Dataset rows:
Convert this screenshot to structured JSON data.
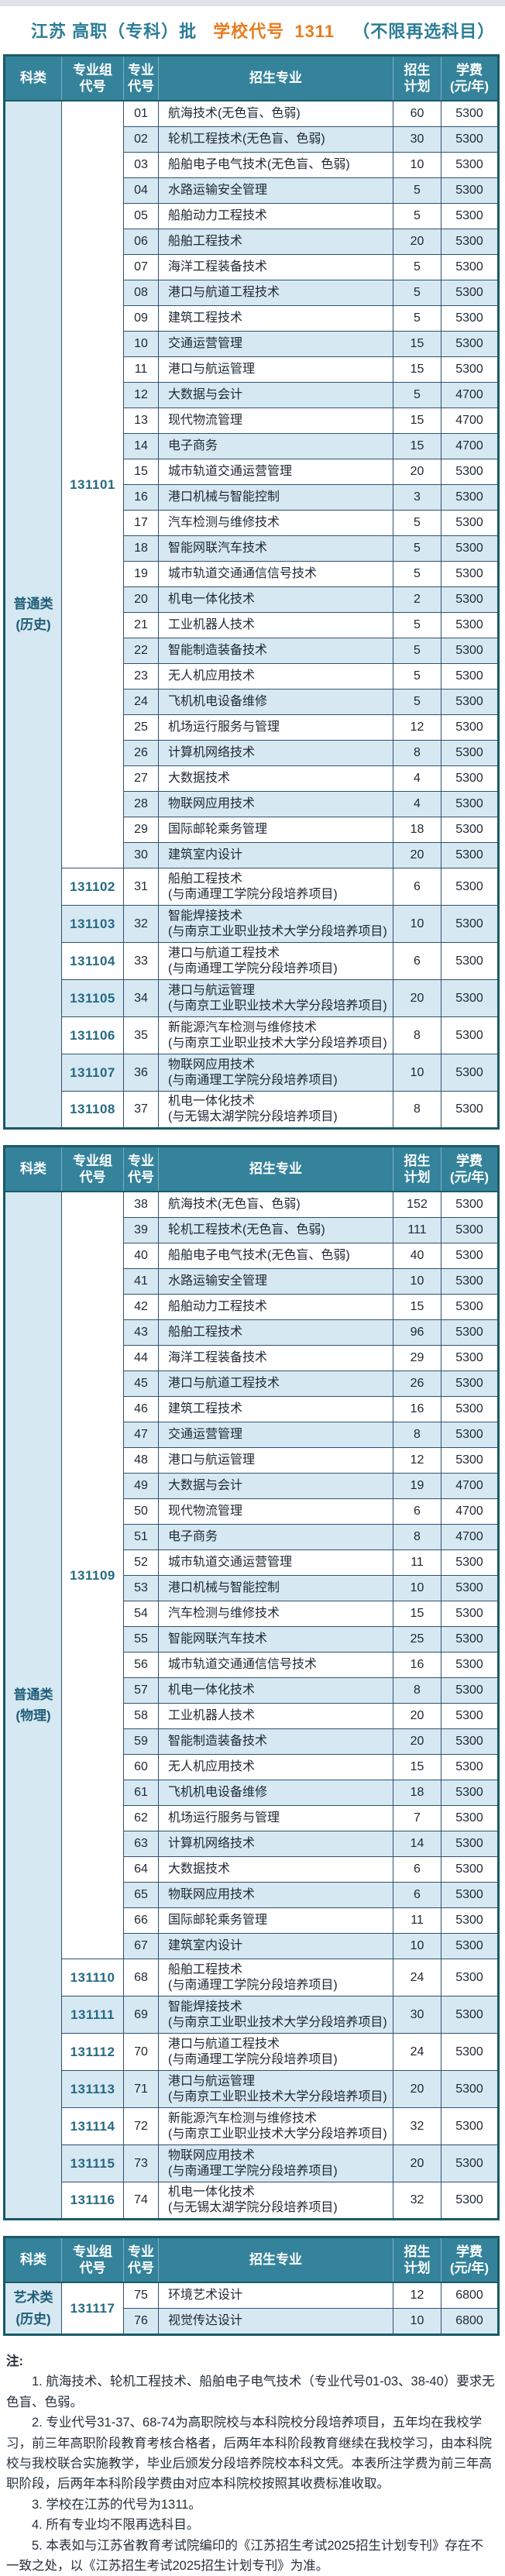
{
  "header": {
    "batch_title": "江苏 高职（专科）批",
    "school_code_label": "学校代号",
    "school_code": "1311",
    "subject_note": "（不限再选科目）"
  },
  "colors": {
    "header_teal": "#35839b",
    "title_teal": "#2b7d96",
    "title_orange": "#e87c1e",
    "row_alt_blue": "#d6e8f2",
    "outer_border": "#1a5a68",
    "cell_border": "#33516d",
    "group_code_text": "#266a85"
  },
  "column_headers": {
    "category": "科类",
    "group_code": "专业组\n代号",
    "major_code": "专业\n代号",
    "major": "招生专业",
    "plan": "招生\n计划",
    "fee": "学费\n(元/年)"
  },
  "tables": [
    {
      "category": "普通类\n(历史)",
      "groups": [
        {
          "code": "131101",
          "majors": [
            {
              "code": "01",
              "name": "航海技术(无色盲、色弱)",
              "plan": "60",
              "fee": "5300"
            },
            {
              "code": "02",
              "name": "轮机工程技术(无色盲、色弱)",
              "plan": "30",
              "fee": "5300"
            },
            {
              "code": "03",
              "name": "船舶电子电气技术(无色盲、色弱)",
              "plan": "10",
              "fee": "5300"
            },
            {
              "code": "04",
              "name": "水路运输安全管理",
              "plan": "5",
              "fee": "5300"
            },
            {
              "code": "05",
              "name": "船舶动力工程技术",
              "plan": "5",
              "fee": "5300"
            },
            {
              "code": "06",
              "name": "船舶工程技术",
              "plan": "20",
              "fee": "5300"
            },
            {
              "code": "07",
              "name": "海洋工程装备技术",
              "plan": "5",
              "fee": "5300"
            },
            {
              "code": "08",
              "name": "港口与航道工程技术",
              "plan": "5",
              "fee": "5300"
            },
            {
              "code": "09",
              "name": "建筑工程技术",
              "plan": "5",
              "fee": "5300"
            },
            {
              "code": "10",
              "name": "交通运营管理",
              "plan": "15",
              "fee": "5300"
            },
            {
              "code": "11",
              "name": "港口与航运管理",
              "plan": "15",
              "fee": "5300"
            },
            {
              "code": "12",
              "name": "大数据与会计",
              "plan": "5",
              "fee": "4700"
            },
            {
              "code": "13",
              "name": "现代物流管理",
              "plan": "15",
              "fee": "4700"
            },
            {
              "code": "14",
              "name": "电子商务",
              "plan": "15",
              "fee": "4700"
            },
            {
              "code": "15",
              "name": "城市轨道交通运营管理",
              "plan": "20",
              "fee": "5300"
            },
            {
              "code": "16",
              "name": "港口机械与智能控制",
              "plan": "3",
              "fee": "5300"
            },
            {
              "code": "17",
              "name": "汽车检测与维修技术",
              "plan": "5",
              "fee": "5300"
            },
            {
              "code": "18",
              "name": "智能网联汽车技术",
              "plan": "5",
              "fee": "5300"
            },
            {
              "code": "19",
              "name": "城市轨道交通通信信号技术",
              "plan": "5",
              "fee": "5300"
            },
            {
              "code": "20",
              "name": "机电一体化技术",
              "plan": "2",
              "fee": "5300"
            },
            {
              "code": "21",
              "name": "工业机器人技术",
              "plan": "5",
              "fee": "5300"
            },
            {
              "code": "22",
              "name": "智能制造装备技术",
              "plan": "5",
              "fee": "5300"
            },
            {
              "code": "23",
              "name": "无人机应用技术",
              "plan": "5",
              "fee": "5300"
            },
            {
              "code": "24",
              "name": "飞机机电设备维修",
              "plan": "5",
              "fee": "5300"
            },
            {
              "code": "25",
              "name": "机场运行服务与管理",
              "plan": "12",
              "fee": "5300"
            },
            {
              "code": "26",
              "name": "计算机网络技术",
              "plan": "8",
              "fee": "5300"
            },
            {
              "code": "27",
              "name": "大数据技术",
              "plan": "4",
              "fee": "5300"
            },
            {
              "code": "28",
              "name": "物联网应用技术",
              "plan": "4",
              "fee": "5300"
            },
            {
              "code": "29",
              "name": "国际邮轮乘务管理",
              "plan": "18",
              "fee": "5300"
            },
            {
              "code": "30",
              "name": "建筑室内设计",
              "plan": "20",
              "fee": "5300"
            }
          ]
        },
        {
          "code": "131102",
          "majors": [
            {
              "code": "31",
              "name": "船舶工程技术",
              "sub": "(与南通理工学院分段培养项目)",
              "plan": "6",
              "fee": "5300"
            }
          ]
        },
        {
          "code": "131103",
          "majors": [
            {
              "code": "32",
              "name": "智能焊接技术",
              "sub": "(与南京工业职业技术大学分段培养项目)",
              "plan": "10",
              "fee": "5300"
            }
          ]
        },
        {
          "code": "131104",
          "majors": [
            {
              "code": "33",
              "name": "港口与航道工程技术",
              "sub": "(与南通理工学院分段培养项目)",
              "plan": "6",
              "fee": "5300"
            }
          ]
        },
        {
          "code": "131105",
          "majors": [
            {
              "code": "34",
              "name": "港口与航运管理",
              "sub": "(与南京工业职业技术大学分段培养项目)",
              "plan": "20",
              "fee": "5300"
            }
          ]
        },
        {
          "code": "131106",
          "majors": [
            {
              "code": "35",
              "name": "新能源汽车检测与维修技术",
              "sub": "(与南京工业职业技术大学分段培养项目)",
              "plan": "8",
              "fee": "5300"
            }
          ]
        },
        {
          "code": "131107",
          "majors": [
            {
              "code": "36",
              "name": "物联网应用技术",
              "sub": "(与南通理工学院分段培养项目)",
              "plan": "10",
              "fee": "5300"
            }
          ]
        },
        {
          "code": "131108",
          "majors": [
            {
              "code": "37",
              "name": "机电一体化技术",
              "sub": "(与无锡太湖学院分段培养项目)",
              "plan": "8",
              "fee": "5300"
            }
          ]
        }
      ]
    },
    {
      "category": "普通类\n(物理)",
      "groups": [
        {
          "code": "131109",
          "majors": [
            {
              "code": "38",
              "name": "航海技术(无色盲、色弱)",
              "plan": "152",
              "fee": "5300"
            },
            {
              "code": "39",
              "name": "轮机工程技术(无色盲、色弱)",
              "plan": "111",
              "fee": "5300"
            },
            {
              "code": "40",
              "name": "船舶电子电气技术(无色盲、色弱)",
              "plan": "40",
              "fee": "5300"
            },
            {
              "code": "41",
              "name": "水路运输安全管理",
              "plan": "10",
              "fee": "5300"
            },
            {
              "code": "42",
              "name": "船舶动力工程技术",
              "plan": "15",
              "fee": "5300"
            },
            {
              "code": "43",
              "name": "船舶工程技术",
              "plan": "96",
              "fee": "5300"
            },
            {
              "code": "44",
              "name": "海洋工程装备技术",
              "plan": "29",
              "fee": "5300"
            },
            {
              "code": "45",
              "name": "港口与航道工程技术",
              "plan": "26",
              "fee": "5300"
            },
            {
              "code": "46",
              "name": "建筑工程技术",
              "plan": "16",
              "fee": "5300"
            },
            {
              "code": "47",
              "name": "交通运营管理",
              "plan": "8",
              "fee": "5300"
            },
            {
              "code": "48",
              "name": "港口与航运管理",
              "plan": "12",
              "fee": "5300"
            },
            {
              "code": "49",
              "name": "大数据与会计",
              "plan": "19",
              "fee": "4700"
            },
            {
              "code": "50",
              "name": "现代物流管理",
              "plan": "6",
              "fee": "4700"
            },
            {
              "code": "51",
              "name": "电子商务",
              "plan": "8",
              "fee": "4700"
            },
            {
              "code": "52",
              "name": "城市轨道交通运营管理",
              "plan": "11",
              "fee": "5300"
            },
            {
              "code": "53",
              "name": "港口机械与智能控制",
              "plan": "10",
              "fee": "5300"
            },
            {
              "code": "54",
              "name": "汽车检测与维修技术",
              "plan": "15",
              "fee": "5300"
            },
            {
              "code": "55",
              "name": "智能网联汽车技术",
              "plan": "25",
              "fee": "5300"
            },
            {
              "code": "56",
              "name": "城市轨道交通通信信号技术",
              "plan": "16",
              "fee": "5300"
            },
            {
              "code": "57",
              "name": "机电一体化技术",
              "plan": "8",
              "fee": "5300"
            },
            {
              "code": "58",
              "name": "工业机器人技术",
              "plan": "20",
              "fee": "5300"
            },
            {
              "code": "59",
              "name": "智能制造装备技术",
              "plan": "20",
              "fee": "5300"
            },
            {
              "code": "60",
              "name": "无人机应用技术",
              "plan": "15",
              "fee": "5300"
            },
            {
              "code": "61",
              "name": "飞机机电设备维修",
              "plan": "18",
              "fee": "5300"
            },
            {
              "code": "62",
              "name": "机场运行服务与管理",
              "plan": "7",
              "fee": "5300"
            },
            {
              "code": "63",
              "name": "计算机网络技术",
              "plan": "14",
              "fee": "5300"
            },
            {
              "code": "64",
              "name": "大数据技术",
              "plan": "6",
              "fee": "5300"
            },
            {
              "code": "65",
              "name": "物联网应用技术",
              "plan": "6",
              "fee": "5300"
            },
            {
              "code": "66",
              "name": "国际邮轮乘务管理",
              "plan": "11",
              "fee": "5300"
            },
            {
              "code": "67",
              "name": "建筑室内设计",
              "plan": "10",
              "fee": "5300"
            }
          ]
        },
        {
          "code": "131110",
          "majors": [
            {
              "code": "68",
              "name": "船舶工程技术",
              "sub": "(与南通理工学院分段培养项目)",
              "plan": "24",
              "fee": "5300"
            }
          ]
        },
        {
          "code": "131111",
          "majors": [
            {
              "code": "69",
              "name": "智能焊接技术",
              "sub": "(与南京工业职业技术大学分段培养项目)",
              "plan": "30",
              "fee": "5300"
            }
          ]
        },
        {
          "code": "131112",
          "majors": [
            {
              "code": "70",
              "name": "港口与航道工程技术",
              "sub": "(与南通理工学院分段培养项目)",
              "plan": "24",
              "fee": "5300"
            }
          ]
        },
        {
          "code": "131113",
          "majors": [
            {
              "code": "71",
              "name": "港口与航运管理",
              "sub": "(与南京工业职业技术大学分段培养项目)",
              "plan": "20",
              "fee": "5300"
            }
          ]
        },
        {
          "code": "131114",
          "majors": [
            {
              "code": "72",
              "name": "新能源汽车检测与维修技术",
              "sub": "(与南京工业职业技术大学分段培养项目)",
              "plan": "32",
              "fee": "5300"
            }
          ]
        },
        {
          "code": "131115",
          "majors": [
            {
              "code": "73",
              "name": "物联网应用技术",
              "sub": "(与南通理工学院分段培养项目)",
              "plan": "20",
              "fee": "5300"
            }
          ]
        },
        {
          "code": "131116",
          "majors": [
            {
              "code": "74",
              "name": "机电一体化技术",
              "sub": "(与无锡太湖学院分段培养项目)",
              "plan": "32",
              "fee": "5300"
            }
          ]
        }
      ]
    },
    {
      "category": "艺术类\n(历史)",
      "groups": [
        {
          "code": "131117",
          "majors": [
            {
              "code": "75",
              "name": "环境艺术设计",
              "plan": "12",
              "fee": "6800"
            },
            {
              "code": "76",
              "name": "视觉传达设计",
              "plan": "10",
              "fee": "6800"
            }
          ]
        }
      ]
    }
  ],
  "notes": {
    "title": "注:",
    "items": [
      "1. 航海技术、轮机工程技术、船舶电子电气技术（专业代号01-03、38-40）要求无色盲、色弱。",
      "2. 专业代号31-37、68-74为高职院校与本科院校分段培养项目，五年均在我校学习，前三年高职阶段教育考核合格者，后两年本科阶段教育继续在我校学习，由本科院校与我校联合实施教学，毕业后颁发分段培养院校本科文凭。本表所注学费为前三年高职阶段，后两年本科阶段学费由对应本科院校按照其收费标准收取。",
      "3. 学校在江苏的代号为1311。",
      "4. 所有专业均不限再选科目。",
      "5. 本表如与江苏省教育考试院编印的《江苏招生考试2025招生计划专刊》存在不一致之处，以《江苏招生考试2025招生计划专刊》为准。"
    ]
  }
}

## Direction
From the listing, copy each line containing the word "category".

## Complete output
    "category": "科类",
      "category": "普通类\n(历史)",
      "category": "普通类\n(物理)",
      "category": "艺术类\n(历史)",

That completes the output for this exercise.